Dataset entries =

___

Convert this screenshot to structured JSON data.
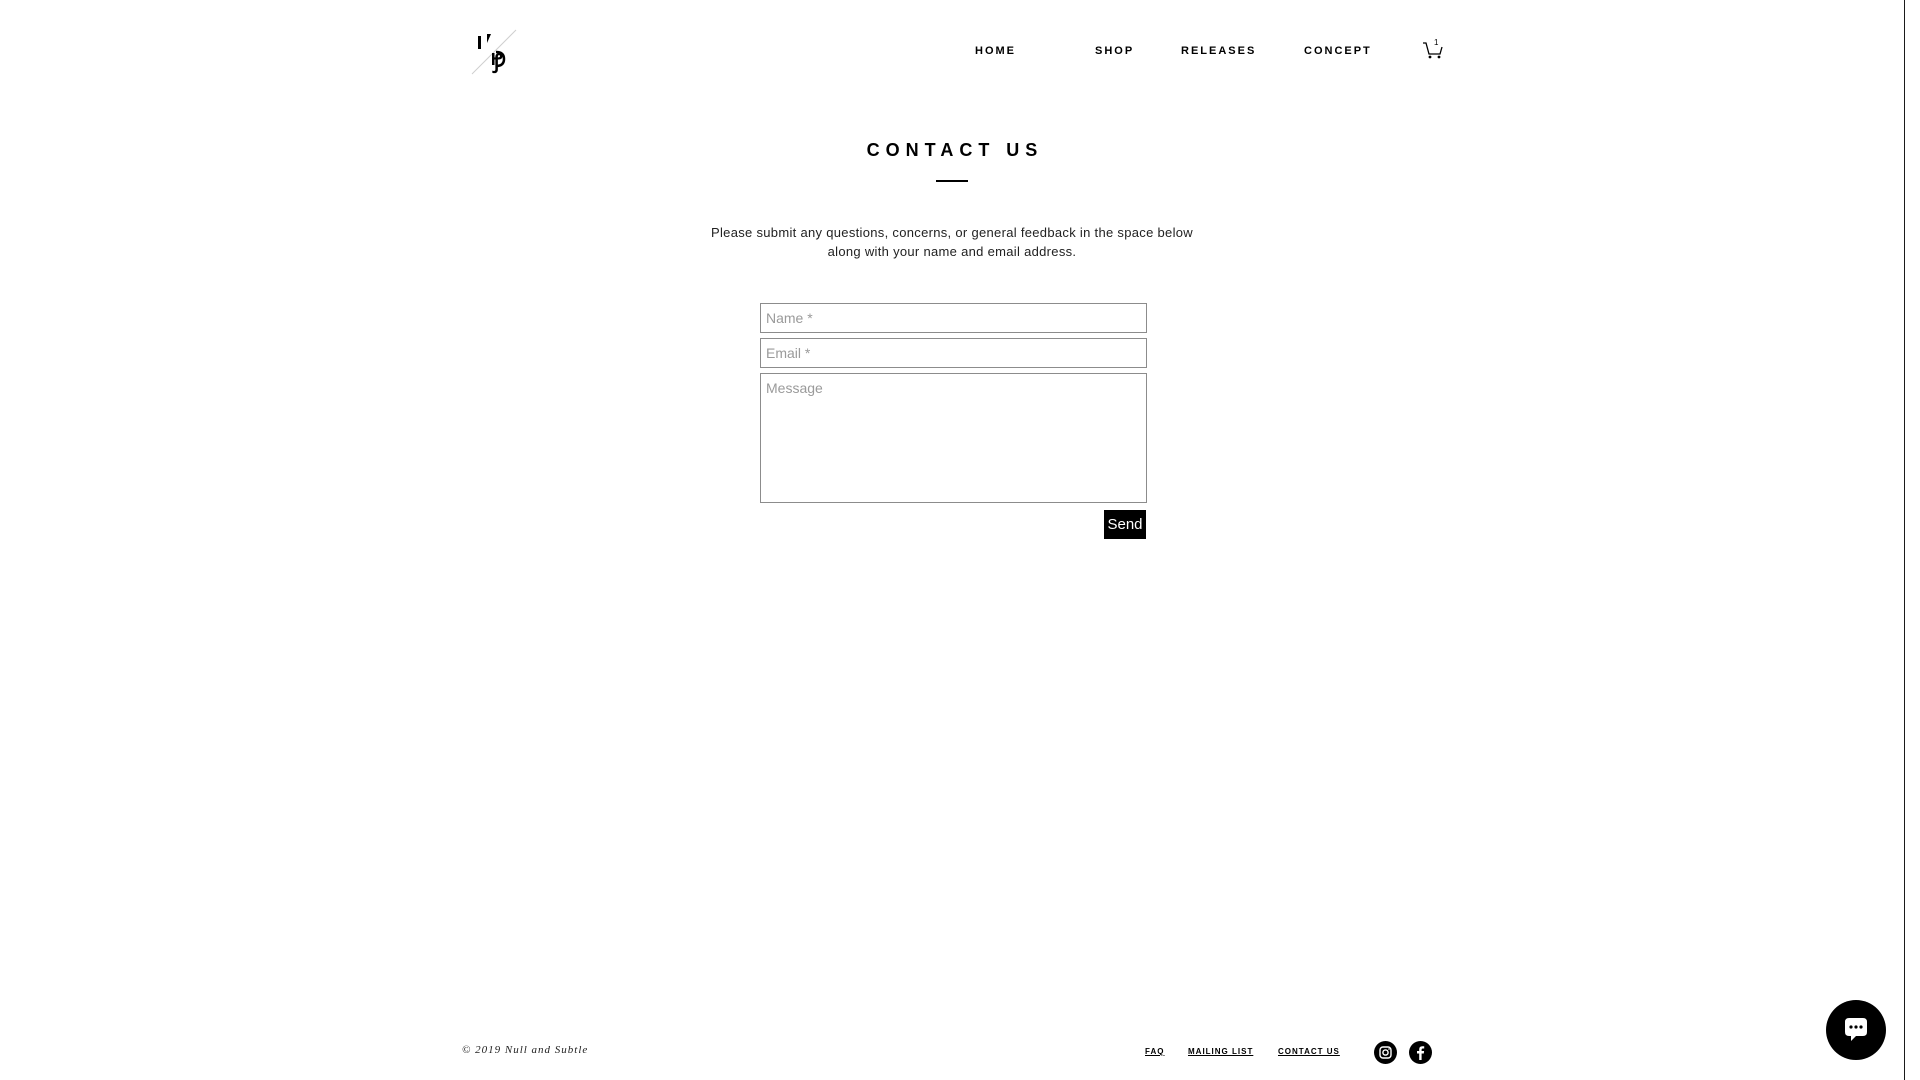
{
  "header": {
    "nav": [
      {
        "label": "HOME"
      },
      {
        "label": "SHOP"
      },
      {
        "label": "RELEASES"
      },
      {
        "label": "CONCEPT"
      }
    ],
    "cart_count": "1"
  },
  "main": {
    "title": "CONTACT US",
    "intro_line1": "Please submit any questions, concerns, or general feedback in the space below",
    "intro_line2": "along with your name and email address.",
    "form": {
      "name_placeholder": "Name *",
      "email_placeholder": "Email *",
      "message_placeholder": "Message",
      "send_label": "Send"
    }
  },
  "footer": {
    "copyright": "© 2019 Null and Subtle",
    "links": [
      {
        "label": "FAQ"
      },
      {
        "label": "MAILING LIST"
      },
      {
        "label": "CONTACT US"
      }
    ]
  },
  "icons": {
    "logo": "logo-icon",
    "cart": "cart-icon",
    "instagram": "instagram-icon",
    "facebook": "facebook-icon",
    "chat": "chat-icon"
  },
  "colors": {
    "text": "#000000",
    "background": "#ffffff",
    "button": "#000000"
  }
}
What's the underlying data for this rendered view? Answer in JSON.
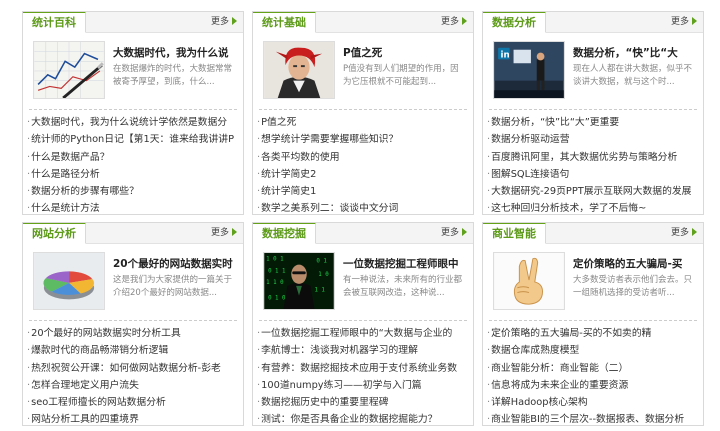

___

Problem =
Transcribe the complete set of entries verbatim. No pictures belong in the copy.

Solution to the exercise =
Convert this screenshot to structured JSON data.
{
  "header": {
    "nav": [
      {
        "label": "HOME"
      },
      {
        "label": "SHOP"
      },
      {
        "label": "RELEASES"
      },
      {
        "label": "CONCEPT"
      }
    ],
    "cart_count": "1"
  },
  "main": {
    "title": "CONTACT US",
    "intro_line1": "Please submit any questions, concerns, or general feedback in the space below",
    "intro_line2": "along with your name and email address.",
    "form": {
      "name_placeholder": "Name *",
      "email_placeholder": "Email *",
      "message_placeholder": "Message",
      "send_label": "Send"
    }
  },
  "footer": {
    "copyright": "© 2019 Null and Subtle",
    "links": [
      {
        "label": "FAQ"
      },
      {
        "label": "MAILING LIST"
      },
      {
        "label": "CONTACT US"
      }
    ]
  },
  "icons": {
    "logo": "logo-icon",
    "cart": "cart-icon",
    "instagram": "instagram-icon",
    "facebook": "facebook-icon",
    "chat": "chat-icon"
  },
  "colors": {
    "text": "#000000",
    "background": "#ffffff",
    "button": "#000000"
  }
}
What's the underlying data for this rendered view? Answer in JSON.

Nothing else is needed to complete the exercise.